What to work on: Read the material below and tally how many lines hold the word "Rugosité", giving the number and nothing else.
**** Entries shown ****
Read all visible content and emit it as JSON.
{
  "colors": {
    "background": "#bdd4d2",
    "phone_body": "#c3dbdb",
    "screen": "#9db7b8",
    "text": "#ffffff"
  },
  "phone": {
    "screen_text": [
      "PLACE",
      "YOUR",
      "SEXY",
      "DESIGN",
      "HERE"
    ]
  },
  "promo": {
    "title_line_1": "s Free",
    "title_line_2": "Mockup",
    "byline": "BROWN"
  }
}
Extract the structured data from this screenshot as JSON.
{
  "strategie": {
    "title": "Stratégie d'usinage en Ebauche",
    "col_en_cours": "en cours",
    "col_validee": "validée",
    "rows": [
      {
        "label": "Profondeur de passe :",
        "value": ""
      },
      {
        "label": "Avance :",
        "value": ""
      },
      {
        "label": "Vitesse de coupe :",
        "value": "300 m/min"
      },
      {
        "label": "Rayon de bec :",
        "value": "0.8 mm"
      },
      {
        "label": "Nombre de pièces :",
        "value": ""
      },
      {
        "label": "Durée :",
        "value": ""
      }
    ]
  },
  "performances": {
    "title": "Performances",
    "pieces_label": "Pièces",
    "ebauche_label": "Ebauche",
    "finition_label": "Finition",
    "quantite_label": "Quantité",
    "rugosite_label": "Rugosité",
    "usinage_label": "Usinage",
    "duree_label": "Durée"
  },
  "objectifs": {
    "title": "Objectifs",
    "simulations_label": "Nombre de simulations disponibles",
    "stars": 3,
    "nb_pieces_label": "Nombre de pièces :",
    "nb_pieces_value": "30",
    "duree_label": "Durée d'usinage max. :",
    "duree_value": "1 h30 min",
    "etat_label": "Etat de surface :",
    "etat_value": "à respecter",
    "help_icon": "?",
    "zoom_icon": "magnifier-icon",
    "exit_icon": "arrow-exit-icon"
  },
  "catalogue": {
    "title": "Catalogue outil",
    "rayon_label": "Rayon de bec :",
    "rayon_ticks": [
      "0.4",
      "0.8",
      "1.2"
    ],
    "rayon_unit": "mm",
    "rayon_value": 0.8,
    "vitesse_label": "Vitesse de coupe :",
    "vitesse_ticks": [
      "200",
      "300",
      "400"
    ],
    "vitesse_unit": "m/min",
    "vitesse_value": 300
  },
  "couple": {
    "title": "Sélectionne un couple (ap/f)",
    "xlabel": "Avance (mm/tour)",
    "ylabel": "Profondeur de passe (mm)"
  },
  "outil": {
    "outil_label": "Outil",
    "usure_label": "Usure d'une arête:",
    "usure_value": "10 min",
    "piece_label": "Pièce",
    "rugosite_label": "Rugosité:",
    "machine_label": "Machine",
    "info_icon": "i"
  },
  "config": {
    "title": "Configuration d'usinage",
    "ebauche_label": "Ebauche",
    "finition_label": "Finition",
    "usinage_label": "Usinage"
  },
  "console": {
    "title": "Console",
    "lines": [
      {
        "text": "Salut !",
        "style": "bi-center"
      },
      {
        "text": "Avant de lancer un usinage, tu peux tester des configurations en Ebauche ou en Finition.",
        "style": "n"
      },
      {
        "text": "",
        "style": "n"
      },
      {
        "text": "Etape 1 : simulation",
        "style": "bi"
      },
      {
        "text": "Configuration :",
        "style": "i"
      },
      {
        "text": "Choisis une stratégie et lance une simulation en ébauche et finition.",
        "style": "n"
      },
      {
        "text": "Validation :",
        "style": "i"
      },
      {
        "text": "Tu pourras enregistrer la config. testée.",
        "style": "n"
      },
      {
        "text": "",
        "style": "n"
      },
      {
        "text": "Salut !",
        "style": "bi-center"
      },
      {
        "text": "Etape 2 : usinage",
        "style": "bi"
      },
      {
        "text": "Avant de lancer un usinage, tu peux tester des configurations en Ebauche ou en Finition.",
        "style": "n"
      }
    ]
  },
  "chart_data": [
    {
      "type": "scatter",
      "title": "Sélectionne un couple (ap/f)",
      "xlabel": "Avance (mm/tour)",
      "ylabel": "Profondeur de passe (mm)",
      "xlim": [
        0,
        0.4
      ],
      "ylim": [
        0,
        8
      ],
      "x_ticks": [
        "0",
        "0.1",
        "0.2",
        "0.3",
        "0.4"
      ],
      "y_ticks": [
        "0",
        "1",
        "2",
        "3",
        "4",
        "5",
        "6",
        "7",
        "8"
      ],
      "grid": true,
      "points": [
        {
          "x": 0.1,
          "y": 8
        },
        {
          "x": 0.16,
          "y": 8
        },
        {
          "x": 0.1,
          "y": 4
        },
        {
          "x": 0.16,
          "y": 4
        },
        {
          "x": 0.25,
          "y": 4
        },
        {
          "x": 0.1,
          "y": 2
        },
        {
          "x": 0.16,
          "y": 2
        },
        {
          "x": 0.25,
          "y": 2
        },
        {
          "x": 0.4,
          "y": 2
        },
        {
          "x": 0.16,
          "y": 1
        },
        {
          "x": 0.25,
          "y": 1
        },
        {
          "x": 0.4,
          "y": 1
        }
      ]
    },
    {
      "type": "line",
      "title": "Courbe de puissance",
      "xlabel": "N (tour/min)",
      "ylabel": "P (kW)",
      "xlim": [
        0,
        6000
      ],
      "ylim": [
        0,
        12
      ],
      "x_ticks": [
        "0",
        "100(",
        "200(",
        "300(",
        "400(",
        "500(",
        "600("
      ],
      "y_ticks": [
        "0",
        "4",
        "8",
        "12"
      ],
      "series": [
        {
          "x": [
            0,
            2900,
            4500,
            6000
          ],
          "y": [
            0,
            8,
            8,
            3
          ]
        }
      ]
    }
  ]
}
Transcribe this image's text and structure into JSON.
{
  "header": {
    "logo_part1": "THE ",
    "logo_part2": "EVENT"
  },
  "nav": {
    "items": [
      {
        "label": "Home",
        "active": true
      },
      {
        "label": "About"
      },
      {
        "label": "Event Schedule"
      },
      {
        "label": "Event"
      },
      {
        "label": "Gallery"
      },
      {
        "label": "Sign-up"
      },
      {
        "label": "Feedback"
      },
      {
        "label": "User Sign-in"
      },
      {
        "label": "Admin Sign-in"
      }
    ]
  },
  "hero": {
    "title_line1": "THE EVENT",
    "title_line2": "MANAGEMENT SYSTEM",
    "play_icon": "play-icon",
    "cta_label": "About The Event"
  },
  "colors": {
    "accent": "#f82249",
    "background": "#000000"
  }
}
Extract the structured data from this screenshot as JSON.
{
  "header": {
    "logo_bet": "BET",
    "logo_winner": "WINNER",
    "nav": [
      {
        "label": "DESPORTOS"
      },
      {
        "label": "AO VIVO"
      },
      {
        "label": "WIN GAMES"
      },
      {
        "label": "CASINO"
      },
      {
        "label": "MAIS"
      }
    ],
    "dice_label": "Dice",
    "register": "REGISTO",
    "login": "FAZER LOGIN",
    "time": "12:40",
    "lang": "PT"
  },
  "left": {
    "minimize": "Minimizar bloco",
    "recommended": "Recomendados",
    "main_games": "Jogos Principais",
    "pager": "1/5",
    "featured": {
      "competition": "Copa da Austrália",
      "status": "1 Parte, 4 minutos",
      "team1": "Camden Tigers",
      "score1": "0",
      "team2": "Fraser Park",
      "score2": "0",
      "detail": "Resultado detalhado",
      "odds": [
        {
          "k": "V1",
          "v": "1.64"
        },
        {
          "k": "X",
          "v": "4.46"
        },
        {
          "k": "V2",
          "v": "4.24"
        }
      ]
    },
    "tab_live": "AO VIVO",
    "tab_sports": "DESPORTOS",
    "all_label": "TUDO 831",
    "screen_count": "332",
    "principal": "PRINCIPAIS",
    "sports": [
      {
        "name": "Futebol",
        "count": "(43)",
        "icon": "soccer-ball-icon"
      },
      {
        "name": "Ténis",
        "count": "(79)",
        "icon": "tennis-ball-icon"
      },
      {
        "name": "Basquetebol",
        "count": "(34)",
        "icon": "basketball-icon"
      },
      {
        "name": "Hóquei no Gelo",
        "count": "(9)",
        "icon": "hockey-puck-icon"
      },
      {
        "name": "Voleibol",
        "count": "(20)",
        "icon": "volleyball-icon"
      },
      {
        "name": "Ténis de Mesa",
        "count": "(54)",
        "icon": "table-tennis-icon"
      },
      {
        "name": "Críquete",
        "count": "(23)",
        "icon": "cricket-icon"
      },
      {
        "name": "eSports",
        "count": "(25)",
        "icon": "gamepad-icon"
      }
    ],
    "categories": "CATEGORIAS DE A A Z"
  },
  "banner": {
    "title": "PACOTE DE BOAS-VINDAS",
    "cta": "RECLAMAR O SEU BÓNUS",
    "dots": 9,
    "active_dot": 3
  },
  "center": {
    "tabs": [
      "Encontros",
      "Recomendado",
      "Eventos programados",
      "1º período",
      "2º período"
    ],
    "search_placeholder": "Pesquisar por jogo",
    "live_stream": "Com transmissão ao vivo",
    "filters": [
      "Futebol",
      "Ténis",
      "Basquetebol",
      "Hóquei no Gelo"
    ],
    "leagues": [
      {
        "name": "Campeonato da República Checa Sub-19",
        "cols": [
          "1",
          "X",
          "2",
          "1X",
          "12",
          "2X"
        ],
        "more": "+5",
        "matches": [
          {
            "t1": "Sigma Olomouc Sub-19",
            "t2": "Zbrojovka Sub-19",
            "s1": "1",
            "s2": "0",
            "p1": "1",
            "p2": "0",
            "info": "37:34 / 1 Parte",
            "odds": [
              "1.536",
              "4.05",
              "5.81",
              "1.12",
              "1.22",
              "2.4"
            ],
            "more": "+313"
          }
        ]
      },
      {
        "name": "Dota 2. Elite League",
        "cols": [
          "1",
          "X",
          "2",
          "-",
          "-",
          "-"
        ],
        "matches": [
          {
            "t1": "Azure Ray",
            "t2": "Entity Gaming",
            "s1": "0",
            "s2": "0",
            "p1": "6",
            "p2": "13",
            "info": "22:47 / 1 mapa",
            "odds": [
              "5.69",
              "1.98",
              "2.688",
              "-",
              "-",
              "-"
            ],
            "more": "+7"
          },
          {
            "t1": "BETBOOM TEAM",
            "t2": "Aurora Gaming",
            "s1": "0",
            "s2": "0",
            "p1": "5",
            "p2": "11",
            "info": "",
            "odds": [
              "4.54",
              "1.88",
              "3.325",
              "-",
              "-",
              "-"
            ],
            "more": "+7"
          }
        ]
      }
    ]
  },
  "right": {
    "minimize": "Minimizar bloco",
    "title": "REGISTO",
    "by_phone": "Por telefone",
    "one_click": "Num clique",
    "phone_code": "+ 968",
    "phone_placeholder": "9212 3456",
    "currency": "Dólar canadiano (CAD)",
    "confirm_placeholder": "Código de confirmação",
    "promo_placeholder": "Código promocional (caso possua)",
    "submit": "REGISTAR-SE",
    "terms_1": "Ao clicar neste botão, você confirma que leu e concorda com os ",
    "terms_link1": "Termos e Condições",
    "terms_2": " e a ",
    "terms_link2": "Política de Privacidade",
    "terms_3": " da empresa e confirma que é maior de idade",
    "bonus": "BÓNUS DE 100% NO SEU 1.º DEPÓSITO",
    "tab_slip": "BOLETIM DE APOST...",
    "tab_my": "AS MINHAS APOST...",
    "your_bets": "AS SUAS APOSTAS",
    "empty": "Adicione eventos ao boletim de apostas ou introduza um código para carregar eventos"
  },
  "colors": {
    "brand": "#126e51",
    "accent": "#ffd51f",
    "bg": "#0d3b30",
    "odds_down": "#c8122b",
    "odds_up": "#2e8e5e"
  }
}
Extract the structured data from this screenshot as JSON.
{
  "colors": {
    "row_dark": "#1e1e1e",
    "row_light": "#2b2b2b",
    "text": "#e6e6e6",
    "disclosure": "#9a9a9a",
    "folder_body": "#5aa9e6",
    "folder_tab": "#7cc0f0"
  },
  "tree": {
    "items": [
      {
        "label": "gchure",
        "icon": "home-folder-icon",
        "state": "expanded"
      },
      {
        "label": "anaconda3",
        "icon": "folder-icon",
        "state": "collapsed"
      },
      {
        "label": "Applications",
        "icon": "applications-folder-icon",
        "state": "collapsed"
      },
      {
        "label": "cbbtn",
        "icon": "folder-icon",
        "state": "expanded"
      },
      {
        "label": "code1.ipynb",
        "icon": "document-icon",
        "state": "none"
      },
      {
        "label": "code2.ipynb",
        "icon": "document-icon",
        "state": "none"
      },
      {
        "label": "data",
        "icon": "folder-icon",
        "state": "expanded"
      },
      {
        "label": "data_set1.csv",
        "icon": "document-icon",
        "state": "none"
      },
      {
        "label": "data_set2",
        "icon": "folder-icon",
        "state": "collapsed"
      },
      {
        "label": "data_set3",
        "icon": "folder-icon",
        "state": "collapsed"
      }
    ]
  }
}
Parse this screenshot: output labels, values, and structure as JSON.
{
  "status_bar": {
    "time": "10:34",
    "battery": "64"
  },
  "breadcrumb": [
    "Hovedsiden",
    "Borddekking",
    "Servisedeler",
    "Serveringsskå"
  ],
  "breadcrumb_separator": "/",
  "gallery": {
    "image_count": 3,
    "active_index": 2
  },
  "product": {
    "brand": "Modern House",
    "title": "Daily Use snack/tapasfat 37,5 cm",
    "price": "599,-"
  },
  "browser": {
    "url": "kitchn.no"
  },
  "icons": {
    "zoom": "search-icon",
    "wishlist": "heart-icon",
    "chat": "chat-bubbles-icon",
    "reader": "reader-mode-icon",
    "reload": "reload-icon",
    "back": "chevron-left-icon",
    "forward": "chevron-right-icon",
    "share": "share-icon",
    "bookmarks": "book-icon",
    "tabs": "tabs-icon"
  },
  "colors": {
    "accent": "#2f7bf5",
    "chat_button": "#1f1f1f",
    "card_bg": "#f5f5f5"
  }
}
****
Answer to the exercise: 2